SHORT EXERCISE: Look below. Copy each line that has "frequent" in it.

[Source records]
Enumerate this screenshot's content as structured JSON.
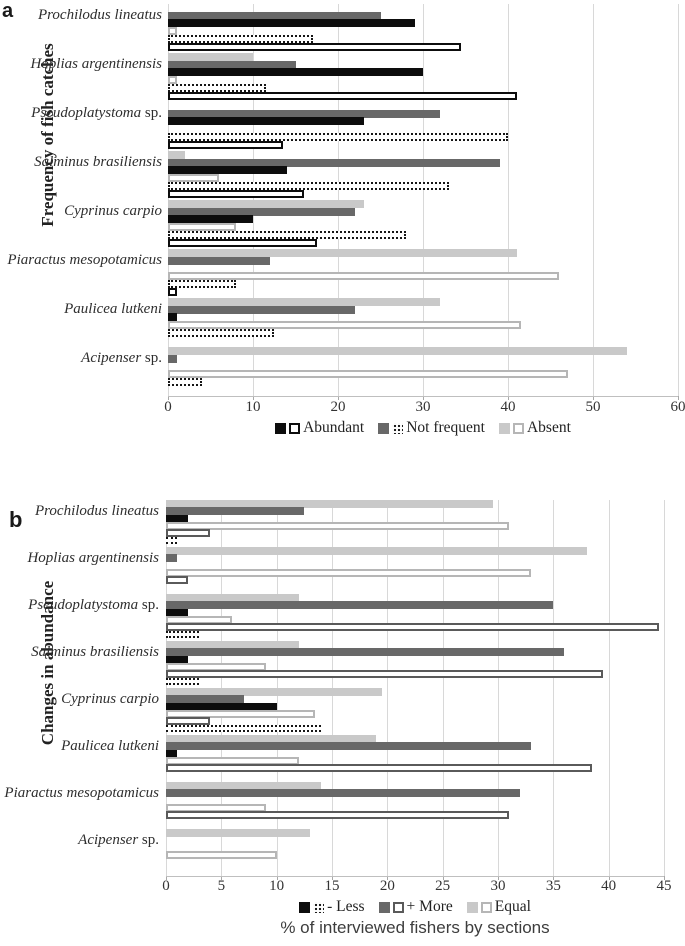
{
  "figure": {
    "panel_a_label": "a",
    "panel_b_label": "b",
    "xlabel_b": "% of interviewed fishers by sections"
  },
  "chart_data": [
    {
      "id": "a",
      "type": "bar",
      "orientation": "horizontal",
      "title": "a",
      "ylabel": "Frequency of fish catches",
      "xlabel": "",
      "xlim": [
        0,
        60
      ],
      "xticks": [
        0,
        10,
        20,
        30,
        40,
        50,
        60
      ],
      "grid": true,
      "legend_position": "bottom",
      "legend": [
        {
          "label": "Abundant",
          "swatches": [
            "black-solid",
            "black-outline"
          ]
        },
        {
          "label": "Not frequent",
          "swatches": [
            "gray-solid",
            "dotted"
          ]
        },
        {
          "label": "Absent",
          "swatches": [
            "light-solid",
            "light-outline"
          ]
        }
      ],
      "categories": [
        {
          "i": "Prochilodus lineatus",
          "r": ""
        },
        {
          "i": "Hoplias argentinensis",
          "r": ""
        },
        {
          "i": "Pseudoplatystoma",
          "r": " sp."
        },
        {
          "i": "Salminus brasiliensis",
          "r": ""
        },
        {
          "i": "Cyprinus carpio",
          "r": ""
        },
        {
          "i": "Piaractus mesopotamicus",
          "r": ""
        },
        {
          "i": "Paulicea lutkeni",
          "r": ""
        },
        {
          "i": "Acipenser",
          "r": " sp."
        }
      ],
      "series": [
        {
          "name": "Absent (filled bars)",
          "style": "light-solid",
          "values": [
            0,
            10,
            0,
            2,
            23,
            41,
            32,
            54
          ]
        },
        {
          "name": "Not frequent (filled bars)",
          "style": "gray-solid",
          "values": [
            25,
            15,
            32,
            39,
            22,
            12,
            22,
            1
          ]
        },
        {
          "name": "Abundant (filled bars)",
          "style": "black-solid",
          "values": [
            29,
            30,
            23,
            14,
            10,
            0,
            1,
            0
          ]
        },
        {
          "name": "Absent (outlined bars)",
          "style": "light-outline",
          "values": [
            1,
            1,
            0,
            6,
            8,
            46,
            41.5,
            47
          ]
        },
        {
          "name": "Not frequent (dotted bars)",
          "style": "dotted",
          "values": [
            17,
            11.5,
            40,
            33,
            28,
            8,
            12.5,
            4
          ]
        },
        {
          "name": "Abundant (outlined bars)",
          "style": "black-outline",
          "values": [
            34.5,
            41,
            13.5,
            16,
            17.5,
            1,
            0,
            0
          ]
        }
      ]
    },
    {
      "id": "b",
      "type": "bar",
      "orientation": "horizontal",
      "title": "b",
      "ylabel": "Changes in abundance",
      "xlabel": "% of interviewed fishers by sections",
      "xlim": [
        0,
        45
      ],
      "xticks": [
        0,
        5,
        10,
        15,
        20,
        25,
        30,
        35,
        40,
        45
      ],
      "grid": true,
      "legend_position": "bottom",
      "legend": [
        {
          "label": "- Less",
          "swatches": [
            "black-solid",
            "dotted"
          ]
        },
        {
          "label": "+ More",
          "swatches": [
            "gray-solid",
            "dark-outline"
          ]
        },
        {
          "label": "Equal",
          "swatches": [
            "light-solid",
            "light-outline"
          ]
        }
      ],
      "categories": [
        {
          "i": "Prochilodus lineatus",
          "r": ""
        },
        {
          "i": "Hoplias argentinensis",
          "r": ""
        },
        {
          "i": "Pseudoplatystoma",
          "r": " sp."
        },
        {
          "i": "Salminus brasiliensis",
          "r": ""
        },
        {
          "i": "Cyprinus carpio",
          "r": ""
        },
        {
          "i": "Paulicea lutkeni",
          "r": ""
        },
        {
          "i": "Piaractus mesopotamicus",
          "r": ""
        },
        {
          "i": "Acipenser",
          "r": " sp."
        }
      ],
      "series": [
        {
          "name": "Equal (filled bars)",
          "style": "light-solid",
          "values": [
            29.5,
            38,
            12,
            12,
            19.5,
            19,
            14,
            13
          ]
        },
        {
          "name": "+ More (filled bars)",
          "style": "gray-solid",
          "values": [
            12.5,
            1,
            35,
            36,
            7,
            33,
            32,
            0
          ]
        },
        {
          "name": "- Less (filled bars)",
          "style": "black-solid",
          "values": [
            2,
            0,
            2,
            2,
            10,
            1,
            0,
            0
          ]
        },
        {
          "name": "Equal (outlined bars)",
          "style": "light-outline",
          "values": [
            31,
            33,
            6,
            9,
            13.5,
            12,
            9,
            10
          ]
        },
        {
          "name": "+ More (outlined bars)",
          "style": "dark-outline",
          "values": [
            4,
            2,
            44.5,
            39.5,
            4,
            38.5,
            31,
            0
          ]
        },
        {
          "name": "- Less (dotted bars)",
          "style": "dotted",
          "values": [
            1,
            0,
            3,
            3,
            14,
            0,
            0,
            0
          ]
        }
      ]
    }
  ]
}
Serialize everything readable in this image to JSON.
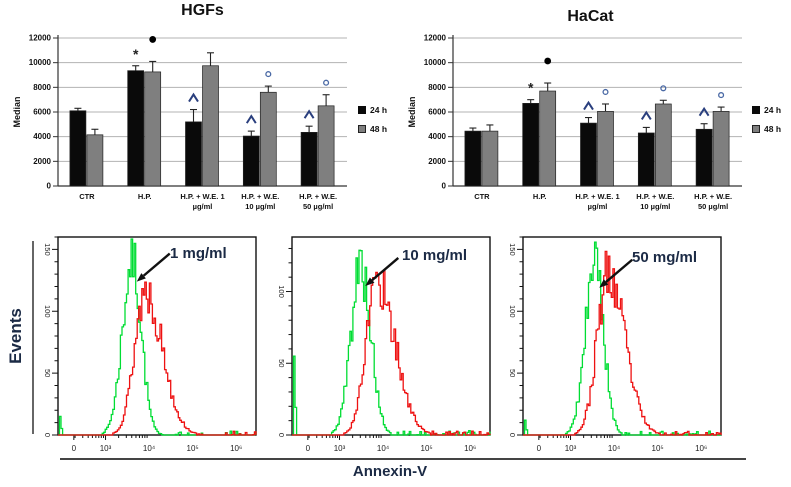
{
  "chart_data": [
    {
      "id": "hgfs",
      "type": "grouped-bar",
      "title": "HGFs",
      "ylabel": "Median",
      "ylim": [
        0,
        12000
      ],
      "y_ticks": [
        0,
        2000,
        4000,
        6000,
        8000,
        10000,
        12000
      ],
      "grid": true,
      "legend_position": "right",
      "categories": [
        [
          "CTR"
        ],
        [
          "H.P."
        ],
        [
          "H.P. + W.E. 1",
          "µg/ml"
        ],
        [
          "H.P. + W.E.",
          "10 µg/ml"
        ],
        [
          "H.P. + W.E.",
          "50 µg/ml"
        ]
      ],
      "series": [
        {
          "name": "24 h",
          "color": "#0a0a0a",
          "values": [
            6100,
            9350,
            5200,
            4050,
            4350
          ],
          "errors": [
            200,
            400,
            1000,
            400,
            500
          ],
          "annotations": [
            "",
            "*",
            "^",
            "^",
            "^"
          ]
        },
        {
          "name": "48 h",
          "color": "#7f7f7f",
          "values": [
            4150,
            9250,
            9750,
            7600,
            6500
          ],
          "errors": [
            450,
            850,
            1050,
            500,
            900
          ],
          "annotations": [
            "",
            "●",
            "",
            "°",
            "°"
          ]
        }
      ]
    },
    {
      "id": "hacat",
      "type": "grouped-bar",
      "title": "HaCat",
      "ylabel": "Median",
      "ylim": [
        0,
        12000
      ],
      "y_ticks": [
        0,
        2000,
        4000,
        6000,
        8000,
        10000,
        12000
      ],
      "grid": true,
      "legend_position": "right",
      "categories": [
        [
          "CTR"
        ],
        [
          "H.P."
        ],
        [
          "H.P. + W.E. 1",
          "µg/ml"
        ],
        [
          "H.P. + W.E.",
          "10 µg/ml"
        ],
        [
          "H.P. + W.E.",
          "50 µg/ml"
        ]
      ],
      "series": [
        {
          "name": "24 h",
          "color": "#0a0a0a",
          "values": [
            4450,
            6700,
            5100,
            4300,
            4600
          ],
          "errors": [
            250,
            300,
            450,
            450,
            450
          ],
          "annotations": [
            "",
            "*",
            "^",
            "^",
            "^"
          ]
        },
        {
          "name": "48 h",
          "color": "#7f7f7f",
          "values": [
            4450,
            7700,
            6050,
            6650,
            6050
          ],
          "errors": [
            500,
            650,
            600,
            300,
            350
          ],
          "annotations": [
            "",
            "●",
            "°",
            "°",
            "°"
          ]
        }
      ]
    },
    {
      "id": "h1",
      "type": "histogram-overlay",
      "label": "1 mg/ml",
      "ylim": [
        0,
        160
      ],
      "y_ticks": [
        0,
        50,
        100,
        150
      ],
      "x_ticks": [
        {
          "label": "0",
          "exp": null
        },
        {
          "label": "10³",
          "exp": 3
        },
        {
          "label": "10⁴",
          "exp": 4
        },
        {
          "label": "10⁵",
          "exp": 5
        },
        {
          "label": "10⁶",
          "exp": 6
        }
      ],
      "series": [
        {
          "name": "green",
          "color": "#00dd33",
          "peak_x": 4000,
          "peak_events": 145,
          "spread_left": 0.05,
          "spread_right": 0.045,
          "left_spike": 15,
          "seed": 7
        },
        {
          "name": "red",
          "color": "#ee1111",
          "peak_x": 8000,
          "peak_events": 120,
          "spread_left": 0.055,
          "spread_right": 0.085,
          "left_spike": 0,
          "seed": 13
        }
      ]
    },
    {
      "id": "h2",
      "type": "histogram-overlay",
      "label": "10 mg/ml",
      "ylim": [
        0,
        138
      ],
      "y_ticks": [
        0,
        50,
        100
      ],
      "x_ticks": [
        {
          "label": "0",
          "exp": null
        },
        {
          "label": "10³",
          "exp": 3
        },
        {
          "label": "10⁴",
          "exp": 4
        },
        {
          "label": "10⁵",
          "exp": 5
        },
        {
          "label": "10⁶",
          "exp": 6
        }
      ],
      "series": [
        {
          "name": "green",
          "color": "#00dd33",
          "peak_x": 3000,
          "peak_events": 122,
          "spread_left": 0.05,
          "spread_right": 0.05,
          "left_spike": 55,
          "seed": 5
        },
        {
          "name": "red",
          "color": "#ee1111",
          "peak_x": 7000,
          "peak_events": 112,
          "spread_left": 0.055,
          "spread_right": 0.09,
          "left_spike": 0,
          "seed": 17
        }
      ]
    },
    {
      "id": "h3",
      "type": "histogram-overlay",
      "label": "50 mg/ml",
      "ylim": [
        0,
        160
      ],
      "y_ticks": [
        0,
        50,
        100,
        150
      ],
      "x_ticks": [
        {
          "label": "0",
          "exp": null
        },
        {
          "label": "10³",
          "exp": 3
        },
        {
          "label": "10⁴",
          "exp": 4
        },
        {
          "label": "10⁵",
          "exp": 5
        },
        {
          "label": "10⁶",
          "exp": 6
        }
      ],
      "series": [
        {
          "name": "green",
          "color": "#00dd33",
          "peak_x": 3500,
          "peak_events": 140,
          "spread_left": 0.048,
          "spread_right": 0.045,
          "left_spike": 12,
          "seed": 9
        },
        {
          "name": "red",
          "color": "#ee1111",
          "peak_x": 7000,
          "peak_events": 132,
          "spread_left": 0.055,
          "spread_right": 0.085,
          "left_spike": 0,
          "seed": 23
        }
      ]
    }
  ],
  "shared_axes": {
    "y_label": "Events",
    "x_label": "Annexin-V"
  }
}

COMPLETE OUTPUT:
          "label": "Not frequent",
          "name": "Not frequent (filled bars)",
          "name": "Not frequent (dotted bars)",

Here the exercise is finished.